──────── INFORMATION SUPPLIED ────────
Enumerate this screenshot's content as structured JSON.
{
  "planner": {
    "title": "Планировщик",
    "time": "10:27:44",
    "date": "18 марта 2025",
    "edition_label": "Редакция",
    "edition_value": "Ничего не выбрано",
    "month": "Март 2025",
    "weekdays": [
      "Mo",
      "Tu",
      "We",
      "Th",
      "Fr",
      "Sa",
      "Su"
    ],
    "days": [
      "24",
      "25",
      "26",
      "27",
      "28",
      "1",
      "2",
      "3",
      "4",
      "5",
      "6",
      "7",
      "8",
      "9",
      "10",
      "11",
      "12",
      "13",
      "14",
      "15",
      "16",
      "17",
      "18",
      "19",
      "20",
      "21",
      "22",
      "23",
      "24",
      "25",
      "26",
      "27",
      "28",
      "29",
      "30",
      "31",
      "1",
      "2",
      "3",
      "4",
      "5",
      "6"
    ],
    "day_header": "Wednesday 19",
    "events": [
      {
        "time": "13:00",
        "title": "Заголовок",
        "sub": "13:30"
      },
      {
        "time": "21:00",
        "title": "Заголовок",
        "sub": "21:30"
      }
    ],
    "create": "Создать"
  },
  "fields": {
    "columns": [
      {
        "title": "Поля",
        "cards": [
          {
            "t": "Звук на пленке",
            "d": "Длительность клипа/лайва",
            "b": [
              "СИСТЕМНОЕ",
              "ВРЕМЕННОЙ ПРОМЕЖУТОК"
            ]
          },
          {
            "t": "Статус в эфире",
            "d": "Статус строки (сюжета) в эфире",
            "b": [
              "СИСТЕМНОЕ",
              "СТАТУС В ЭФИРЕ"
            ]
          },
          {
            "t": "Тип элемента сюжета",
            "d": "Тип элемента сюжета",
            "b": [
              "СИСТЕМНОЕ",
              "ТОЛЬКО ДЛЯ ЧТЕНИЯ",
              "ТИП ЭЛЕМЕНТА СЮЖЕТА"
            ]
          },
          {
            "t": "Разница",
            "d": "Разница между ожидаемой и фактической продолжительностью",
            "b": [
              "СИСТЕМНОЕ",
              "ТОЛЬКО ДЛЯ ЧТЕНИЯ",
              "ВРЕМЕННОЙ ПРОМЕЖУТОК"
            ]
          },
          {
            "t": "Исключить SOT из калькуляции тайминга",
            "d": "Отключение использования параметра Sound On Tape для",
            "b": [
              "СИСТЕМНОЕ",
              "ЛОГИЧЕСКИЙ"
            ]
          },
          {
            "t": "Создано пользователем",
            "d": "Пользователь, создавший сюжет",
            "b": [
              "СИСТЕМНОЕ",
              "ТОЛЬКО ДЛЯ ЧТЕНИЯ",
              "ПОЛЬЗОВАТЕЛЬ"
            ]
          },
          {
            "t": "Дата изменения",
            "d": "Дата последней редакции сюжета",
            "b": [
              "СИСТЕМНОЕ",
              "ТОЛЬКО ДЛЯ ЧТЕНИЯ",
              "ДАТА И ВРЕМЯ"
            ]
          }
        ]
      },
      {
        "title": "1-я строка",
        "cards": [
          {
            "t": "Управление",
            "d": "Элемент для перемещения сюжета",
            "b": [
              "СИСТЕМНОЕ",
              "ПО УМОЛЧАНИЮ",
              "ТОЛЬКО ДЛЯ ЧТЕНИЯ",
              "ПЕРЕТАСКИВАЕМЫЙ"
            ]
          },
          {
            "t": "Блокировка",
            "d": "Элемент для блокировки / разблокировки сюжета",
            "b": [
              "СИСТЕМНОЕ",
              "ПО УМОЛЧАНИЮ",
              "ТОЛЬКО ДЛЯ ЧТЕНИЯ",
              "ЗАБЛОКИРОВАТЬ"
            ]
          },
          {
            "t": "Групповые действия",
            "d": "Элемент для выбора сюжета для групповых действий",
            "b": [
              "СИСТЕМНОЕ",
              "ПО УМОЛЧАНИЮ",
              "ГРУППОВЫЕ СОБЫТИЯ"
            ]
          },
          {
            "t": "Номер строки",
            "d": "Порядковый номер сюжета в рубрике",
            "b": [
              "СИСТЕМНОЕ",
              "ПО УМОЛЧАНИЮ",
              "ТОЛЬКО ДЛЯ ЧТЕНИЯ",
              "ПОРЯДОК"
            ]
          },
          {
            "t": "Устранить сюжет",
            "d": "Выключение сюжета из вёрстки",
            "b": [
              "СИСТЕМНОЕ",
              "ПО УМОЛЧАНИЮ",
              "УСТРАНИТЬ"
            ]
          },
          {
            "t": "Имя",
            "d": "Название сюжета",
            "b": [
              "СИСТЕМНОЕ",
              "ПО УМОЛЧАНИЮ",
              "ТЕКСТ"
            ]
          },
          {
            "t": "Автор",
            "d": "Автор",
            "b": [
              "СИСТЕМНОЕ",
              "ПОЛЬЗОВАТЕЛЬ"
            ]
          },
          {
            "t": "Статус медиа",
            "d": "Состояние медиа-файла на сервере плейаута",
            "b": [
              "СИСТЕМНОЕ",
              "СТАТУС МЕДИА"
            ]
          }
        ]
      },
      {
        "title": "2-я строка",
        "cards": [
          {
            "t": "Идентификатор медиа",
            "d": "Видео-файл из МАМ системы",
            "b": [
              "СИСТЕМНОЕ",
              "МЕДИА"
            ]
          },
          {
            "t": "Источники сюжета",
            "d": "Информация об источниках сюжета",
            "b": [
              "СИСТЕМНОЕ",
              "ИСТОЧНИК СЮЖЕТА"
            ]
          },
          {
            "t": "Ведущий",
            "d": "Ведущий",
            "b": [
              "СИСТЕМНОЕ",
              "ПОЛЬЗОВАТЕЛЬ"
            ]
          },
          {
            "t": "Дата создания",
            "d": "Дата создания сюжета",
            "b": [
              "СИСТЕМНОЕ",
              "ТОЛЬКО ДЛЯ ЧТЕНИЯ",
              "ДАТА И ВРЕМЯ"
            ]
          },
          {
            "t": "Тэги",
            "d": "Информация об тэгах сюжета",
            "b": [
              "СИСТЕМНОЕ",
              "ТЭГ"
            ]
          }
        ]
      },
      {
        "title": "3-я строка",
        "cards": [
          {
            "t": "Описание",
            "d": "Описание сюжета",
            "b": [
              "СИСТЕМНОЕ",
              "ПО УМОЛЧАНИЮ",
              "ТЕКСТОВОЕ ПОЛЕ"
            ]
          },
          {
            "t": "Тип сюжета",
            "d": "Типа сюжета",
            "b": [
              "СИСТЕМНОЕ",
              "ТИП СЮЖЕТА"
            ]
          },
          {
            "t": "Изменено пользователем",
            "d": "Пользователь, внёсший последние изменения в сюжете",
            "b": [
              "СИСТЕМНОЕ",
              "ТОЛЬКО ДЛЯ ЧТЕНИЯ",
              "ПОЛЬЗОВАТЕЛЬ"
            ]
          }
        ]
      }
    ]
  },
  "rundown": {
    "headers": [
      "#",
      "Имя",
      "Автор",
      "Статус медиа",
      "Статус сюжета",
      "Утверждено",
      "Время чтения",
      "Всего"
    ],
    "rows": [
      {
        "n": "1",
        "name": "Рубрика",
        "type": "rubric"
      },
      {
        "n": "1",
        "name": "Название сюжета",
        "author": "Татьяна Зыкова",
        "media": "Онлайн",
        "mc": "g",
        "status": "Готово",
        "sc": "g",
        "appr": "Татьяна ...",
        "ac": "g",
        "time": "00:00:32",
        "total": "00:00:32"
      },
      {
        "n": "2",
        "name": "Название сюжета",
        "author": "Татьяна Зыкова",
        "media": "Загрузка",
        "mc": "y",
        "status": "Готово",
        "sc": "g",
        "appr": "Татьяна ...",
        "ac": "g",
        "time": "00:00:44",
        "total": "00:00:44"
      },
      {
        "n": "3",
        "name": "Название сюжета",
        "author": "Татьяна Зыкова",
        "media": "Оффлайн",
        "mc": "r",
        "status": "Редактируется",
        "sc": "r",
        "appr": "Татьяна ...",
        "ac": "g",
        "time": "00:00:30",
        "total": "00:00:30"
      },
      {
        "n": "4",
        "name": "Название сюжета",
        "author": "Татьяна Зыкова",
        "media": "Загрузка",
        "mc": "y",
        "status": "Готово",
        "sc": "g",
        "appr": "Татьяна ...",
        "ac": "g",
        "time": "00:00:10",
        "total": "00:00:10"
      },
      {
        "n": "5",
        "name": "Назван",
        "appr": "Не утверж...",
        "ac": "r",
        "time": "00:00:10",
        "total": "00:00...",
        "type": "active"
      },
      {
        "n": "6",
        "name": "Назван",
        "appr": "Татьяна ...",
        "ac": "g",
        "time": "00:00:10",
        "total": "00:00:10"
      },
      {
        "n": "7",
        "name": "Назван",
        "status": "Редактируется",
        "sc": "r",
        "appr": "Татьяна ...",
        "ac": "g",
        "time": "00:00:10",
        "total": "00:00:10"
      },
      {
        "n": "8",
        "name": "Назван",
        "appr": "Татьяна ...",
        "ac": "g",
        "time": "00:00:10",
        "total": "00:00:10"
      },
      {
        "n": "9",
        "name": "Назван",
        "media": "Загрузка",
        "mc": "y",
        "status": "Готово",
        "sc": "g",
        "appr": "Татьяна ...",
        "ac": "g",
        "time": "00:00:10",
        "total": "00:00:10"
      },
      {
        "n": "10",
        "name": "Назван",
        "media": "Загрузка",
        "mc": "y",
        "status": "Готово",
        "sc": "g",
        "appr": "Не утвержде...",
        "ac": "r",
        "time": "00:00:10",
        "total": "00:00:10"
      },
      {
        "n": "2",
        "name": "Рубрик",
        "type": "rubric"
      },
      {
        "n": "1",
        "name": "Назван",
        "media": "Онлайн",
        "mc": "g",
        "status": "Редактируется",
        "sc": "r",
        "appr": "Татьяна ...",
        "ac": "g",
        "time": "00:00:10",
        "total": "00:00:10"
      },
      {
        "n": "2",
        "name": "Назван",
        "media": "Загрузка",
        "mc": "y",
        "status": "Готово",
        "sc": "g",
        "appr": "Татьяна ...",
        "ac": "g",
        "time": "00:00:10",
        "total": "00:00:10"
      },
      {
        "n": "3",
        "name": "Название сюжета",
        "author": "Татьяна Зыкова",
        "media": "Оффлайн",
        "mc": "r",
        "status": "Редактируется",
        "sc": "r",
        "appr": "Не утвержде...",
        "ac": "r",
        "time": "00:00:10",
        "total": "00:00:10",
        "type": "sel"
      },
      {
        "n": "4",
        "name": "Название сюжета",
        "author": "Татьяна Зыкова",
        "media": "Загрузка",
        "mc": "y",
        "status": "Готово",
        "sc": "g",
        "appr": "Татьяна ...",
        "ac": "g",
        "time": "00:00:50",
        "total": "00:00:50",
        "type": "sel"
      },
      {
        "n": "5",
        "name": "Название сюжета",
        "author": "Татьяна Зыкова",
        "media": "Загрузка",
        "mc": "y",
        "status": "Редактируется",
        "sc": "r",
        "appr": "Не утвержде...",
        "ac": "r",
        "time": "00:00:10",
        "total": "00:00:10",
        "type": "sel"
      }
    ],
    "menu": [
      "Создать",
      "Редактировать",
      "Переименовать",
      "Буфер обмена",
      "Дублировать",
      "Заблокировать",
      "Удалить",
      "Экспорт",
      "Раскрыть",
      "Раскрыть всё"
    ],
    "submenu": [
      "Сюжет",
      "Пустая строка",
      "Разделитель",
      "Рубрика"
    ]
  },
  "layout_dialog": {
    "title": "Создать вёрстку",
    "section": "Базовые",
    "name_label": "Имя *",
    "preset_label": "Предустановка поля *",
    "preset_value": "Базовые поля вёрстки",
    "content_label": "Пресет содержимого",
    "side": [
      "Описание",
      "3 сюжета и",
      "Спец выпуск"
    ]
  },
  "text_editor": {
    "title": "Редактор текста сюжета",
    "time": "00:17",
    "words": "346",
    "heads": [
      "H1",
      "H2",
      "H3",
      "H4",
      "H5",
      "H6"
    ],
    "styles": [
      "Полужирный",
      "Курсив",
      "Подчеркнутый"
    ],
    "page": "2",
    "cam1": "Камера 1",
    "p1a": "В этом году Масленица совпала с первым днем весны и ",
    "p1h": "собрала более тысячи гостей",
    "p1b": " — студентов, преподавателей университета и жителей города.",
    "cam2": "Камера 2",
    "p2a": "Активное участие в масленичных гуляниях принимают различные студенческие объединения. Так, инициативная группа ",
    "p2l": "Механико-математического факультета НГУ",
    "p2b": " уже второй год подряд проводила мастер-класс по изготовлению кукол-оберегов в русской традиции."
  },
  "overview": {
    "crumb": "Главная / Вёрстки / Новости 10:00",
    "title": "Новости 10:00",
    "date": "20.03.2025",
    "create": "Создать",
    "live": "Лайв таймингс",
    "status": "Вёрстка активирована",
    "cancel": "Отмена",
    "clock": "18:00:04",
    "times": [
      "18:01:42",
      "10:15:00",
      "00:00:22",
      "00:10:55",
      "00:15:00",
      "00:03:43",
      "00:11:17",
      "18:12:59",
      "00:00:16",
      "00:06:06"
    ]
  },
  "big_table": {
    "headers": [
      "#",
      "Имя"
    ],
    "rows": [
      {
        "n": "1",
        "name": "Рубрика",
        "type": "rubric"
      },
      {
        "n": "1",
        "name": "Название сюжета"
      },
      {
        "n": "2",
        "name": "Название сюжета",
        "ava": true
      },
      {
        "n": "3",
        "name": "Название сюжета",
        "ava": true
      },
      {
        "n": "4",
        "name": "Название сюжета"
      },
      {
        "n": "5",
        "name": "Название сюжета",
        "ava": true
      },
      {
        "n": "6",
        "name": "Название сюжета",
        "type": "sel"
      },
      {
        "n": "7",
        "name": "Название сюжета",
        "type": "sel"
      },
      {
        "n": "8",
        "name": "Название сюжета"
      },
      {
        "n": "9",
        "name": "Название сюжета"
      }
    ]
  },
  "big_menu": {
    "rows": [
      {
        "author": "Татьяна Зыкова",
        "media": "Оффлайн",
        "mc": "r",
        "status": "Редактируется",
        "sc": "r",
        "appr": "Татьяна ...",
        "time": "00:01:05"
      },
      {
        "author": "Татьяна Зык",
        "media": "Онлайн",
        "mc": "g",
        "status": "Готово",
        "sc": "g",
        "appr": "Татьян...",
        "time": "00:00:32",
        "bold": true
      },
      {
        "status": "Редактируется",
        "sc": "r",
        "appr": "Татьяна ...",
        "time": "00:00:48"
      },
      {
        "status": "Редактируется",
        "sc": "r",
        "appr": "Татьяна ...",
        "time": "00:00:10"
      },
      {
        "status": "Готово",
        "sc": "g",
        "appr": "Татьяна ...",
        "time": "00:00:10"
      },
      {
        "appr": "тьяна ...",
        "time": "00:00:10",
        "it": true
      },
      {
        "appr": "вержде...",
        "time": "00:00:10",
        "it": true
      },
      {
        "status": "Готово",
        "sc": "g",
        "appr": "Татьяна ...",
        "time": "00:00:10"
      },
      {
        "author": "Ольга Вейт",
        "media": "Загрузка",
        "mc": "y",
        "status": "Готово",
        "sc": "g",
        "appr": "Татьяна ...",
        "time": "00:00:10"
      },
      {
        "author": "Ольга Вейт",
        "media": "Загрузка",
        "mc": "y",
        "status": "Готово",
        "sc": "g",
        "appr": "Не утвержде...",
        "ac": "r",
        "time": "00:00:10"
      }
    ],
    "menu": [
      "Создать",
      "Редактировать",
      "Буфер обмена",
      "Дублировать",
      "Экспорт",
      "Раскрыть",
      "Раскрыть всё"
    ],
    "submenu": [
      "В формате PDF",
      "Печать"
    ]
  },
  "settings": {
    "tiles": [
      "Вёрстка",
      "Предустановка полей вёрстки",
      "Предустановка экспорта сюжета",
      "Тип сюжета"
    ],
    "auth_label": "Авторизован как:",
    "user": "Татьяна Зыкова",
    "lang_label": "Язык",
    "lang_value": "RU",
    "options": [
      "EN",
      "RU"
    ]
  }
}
────────
EXERCISE: Of the lines in the entries above, how many include "Создать"? Only the number should be given.

RESPONSE BELOW: 5